## Task goal
Reproduce all entries precisely, down to the last character.

========================

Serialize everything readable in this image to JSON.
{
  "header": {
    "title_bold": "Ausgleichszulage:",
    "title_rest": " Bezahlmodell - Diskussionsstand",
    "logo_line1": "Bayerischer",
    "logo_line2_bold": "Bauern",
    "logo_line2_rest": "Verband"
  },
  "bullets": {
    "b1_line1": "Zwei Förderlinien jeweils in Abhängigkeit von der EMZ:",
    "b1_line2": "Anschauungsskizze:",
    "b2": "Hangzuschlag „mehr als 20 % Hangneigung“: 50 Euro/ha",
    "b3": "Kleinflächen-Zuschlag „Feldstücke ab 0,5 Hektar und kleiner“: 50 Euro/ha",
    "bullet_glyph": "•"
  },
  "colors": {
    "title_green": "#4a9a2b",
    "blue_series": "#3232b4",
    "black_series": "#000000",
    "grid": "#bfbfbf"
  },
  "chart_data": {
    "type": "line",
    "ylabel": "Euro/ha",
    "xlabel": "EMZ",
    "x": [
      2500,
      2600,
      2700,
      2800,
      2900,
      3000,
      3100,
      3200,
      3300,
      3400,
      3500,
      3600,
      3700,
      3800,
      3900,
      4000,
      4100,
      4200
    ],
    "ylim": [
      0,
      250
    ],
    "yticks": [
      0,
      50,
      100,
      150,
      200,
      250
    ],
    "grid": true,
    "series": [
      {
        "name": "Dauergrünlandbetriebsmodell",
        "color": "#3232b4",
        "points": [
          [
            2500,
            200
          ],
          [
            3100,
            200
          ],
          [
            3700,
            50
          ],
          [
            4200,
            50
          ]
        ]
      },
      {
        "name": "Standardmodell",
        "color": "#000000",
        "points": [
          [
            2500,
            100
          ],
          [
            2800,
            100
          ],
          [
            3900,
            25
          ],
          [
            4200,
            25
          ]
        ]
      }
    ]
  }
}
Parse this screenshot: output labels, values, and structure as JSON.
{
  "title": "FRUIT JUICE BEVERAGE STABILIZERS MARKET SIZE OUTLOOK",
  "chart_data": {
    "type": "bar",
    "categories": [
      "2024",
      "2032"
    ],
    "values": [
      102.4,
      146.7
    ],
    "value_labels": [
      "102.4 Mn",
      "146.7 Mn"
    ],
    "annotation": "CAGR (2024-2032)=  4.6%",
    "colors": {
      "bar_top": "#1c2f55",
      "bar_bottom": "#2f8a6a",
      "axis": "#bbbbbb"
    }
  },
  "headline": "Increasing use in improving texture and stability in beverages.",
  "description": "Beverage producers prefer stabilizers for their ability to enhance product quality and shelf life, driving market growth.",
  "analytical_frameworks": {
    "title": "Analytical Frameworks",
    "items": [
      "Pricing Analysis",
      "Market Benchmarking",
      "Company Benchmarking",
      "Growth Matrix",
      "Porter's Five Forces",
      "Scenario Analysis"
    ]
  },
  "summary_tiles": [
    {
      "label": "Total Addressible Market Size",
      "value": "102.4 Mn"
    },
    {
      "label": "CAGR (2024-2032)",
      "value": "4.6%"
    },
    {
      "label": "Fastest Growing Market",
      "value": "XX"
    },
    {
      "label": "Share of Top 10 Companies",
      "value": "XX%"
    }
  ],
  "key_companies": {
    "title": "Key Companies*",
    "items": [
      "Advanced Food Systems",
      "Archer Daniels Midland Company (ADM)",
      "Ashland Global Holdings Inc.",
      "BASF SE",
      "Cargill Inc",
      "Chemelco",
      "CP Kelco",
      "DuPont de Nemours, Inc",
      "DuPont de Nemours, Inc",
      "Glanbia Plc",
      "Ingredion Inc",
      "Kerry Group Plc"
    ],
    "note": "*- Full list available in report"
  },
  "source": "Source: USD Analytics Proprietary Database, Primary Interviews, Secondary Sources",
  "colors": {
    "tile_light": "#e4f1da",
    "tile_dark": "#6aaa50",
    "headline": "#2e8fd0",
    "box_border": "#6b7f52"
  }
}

========================

## Solved exercise
Serialize everything readable in this image to JSON.
{
  "header": {
    "title_bold": "Ausgleichszulage:",
    "title_rest": " Bezahlmodell - Diskussionsstand",
    "logo_line1": "Bayerischer",
    "logo_line2_bold": "Bauern",
    "logo_line2_rest": "Verband"
  },
  "bullets": {
    "b1_line1": "Zwei Förderlinien jeweils in Abhängigkeit von der EMZ:",
    "b1_line2": "Anschauungsskizze:",
    "b2": "Hangzuschlag „mehr als 20 % Hangneigung“: 50 Euro/ha",
    "b3": "Kleinflächen-Zuschlag „Feldstücke ab 0,5 Hektar und kleiner“: 50 Euro/ha",
    "bullet_glyph": "•"
  },
  "colors": {
    "title_green": "#4a9a2b",
    "blue_series": "#3232b4",
    "black_series": "#000000",
    "grid": "#bfbfbf"
  },
  "chart_data": {
    "type": "line",
    "ylabel": "Euro/ha",
    "xlabel": "EMZ",
    "x": [
      2500,
      2600,
      2700,
      2800,
      2900,
      3000,
      3100,
      3200,
      3300,
      3400,
      3500,
      3600,
      3700,
      3800,
      3900,
      4000,
      4100,
      4200
    ],
    "ylim": [
      0,
      250
    ],
    "yticks": [
      0,
      50,
      100,
      150,
      200,
      250
    ],
    "grid": true,
    "series": [
      {
        "name": "Dauergrünlandbetriebsmodell",
        "color": "#3232b4",
        "points": [
          [
            2500,
            200
          ],
          [
            3100,
            200
          ],
          [
            3700,
            50
          ],
          [
            4200,
            50
          ]
        ]
      },
      {
        "name": "Standardmodell",
        "color": "#000000",
        "points": [
          [
            2500,
            100
          ],
          [
            2800,
            100
          ],
          [
            3900,
            25
          ],
          [
            4200,
            25
          ]
        ]
      }
    ]
  }
}
Parse this screenshot: output labels, values, and structure as JSON.
{
  "title": "FRUIT JUICE BEVERAGE STABILIZERS MARKET SIZE OUTLOOK",
  "chart_data": {
    "type": "bar",
    "categories": [
      "2024",
      "2032"
    ],
    "values": [
      102.4,
      146.7
    ],
    "value_labels": [
      "102.4 Mn",
      "146.7 Mn"
    ],
    "annotation": "CAGR (2024-2032)=  4.6%",
    "colors": {
      "bar_top": "#1c2f55",
      "bar_bottom": "#2f8a6a",
      "axis": "#bbbbbb"
    }
  },
  "headline": "Increasing use in improving texture and stability in beverages.",
  "description": "Beverage producers prefer stabilizers for their ability to enhance product quality and shelf life, driving market growth.",
  "analytical_frameworks": {
    "title": "Analytical Frameworks",
    "items": [
      "Pricing Analysis",
      "Market Benchmarking",
      "Company Benchmarking",
      "Growth Matrix",
      "Porter's Five Forces",
      "Scenario Analysis"
    ]
  },
  "summary_tiles": [
    {
      "label": "Total Addressible Market Size",
      "value": "102.4 Mn"
    },
    {
      "label": "CAGR (2024-2032)",
      "value": "4.6%"
    },
    {
      "label": "Fastest Growing Market",
      "value": "XX"
    },
    {
      "label": "Share of Top 10 Companies",
      "value": "XX%"
    }
  ],
  "key_companies": {
    "title": "Key Companies*",
    "items": [
      "Advanced Food Systems",
      "Archer Daniels Midland Company (ADM)",
      "Ashland Global Holdings Inc.",
      "BASF SE",
      "Cargill Inc",
      "Chemelco",
      "CP Kelco",
      "DuPont de Nemours, Inc",
      "DuPont de Nemours, Inc",
      "Glanbia Plc",
      "Ingredion Inc",
      "Kerry Group Plc"
    ],
    "note": "*- Full list available in report"
  },
  "source": "Source: USD Analytics Proprietary Database, Primary Interviews, Secondary Sources",
  "colors": {
    "tile_light": "#e4f1da",
    "tile_dark": "#6aaa50",
    "headline": "#2e8fd0",
    "box_border": "#6b7f52"
  }
}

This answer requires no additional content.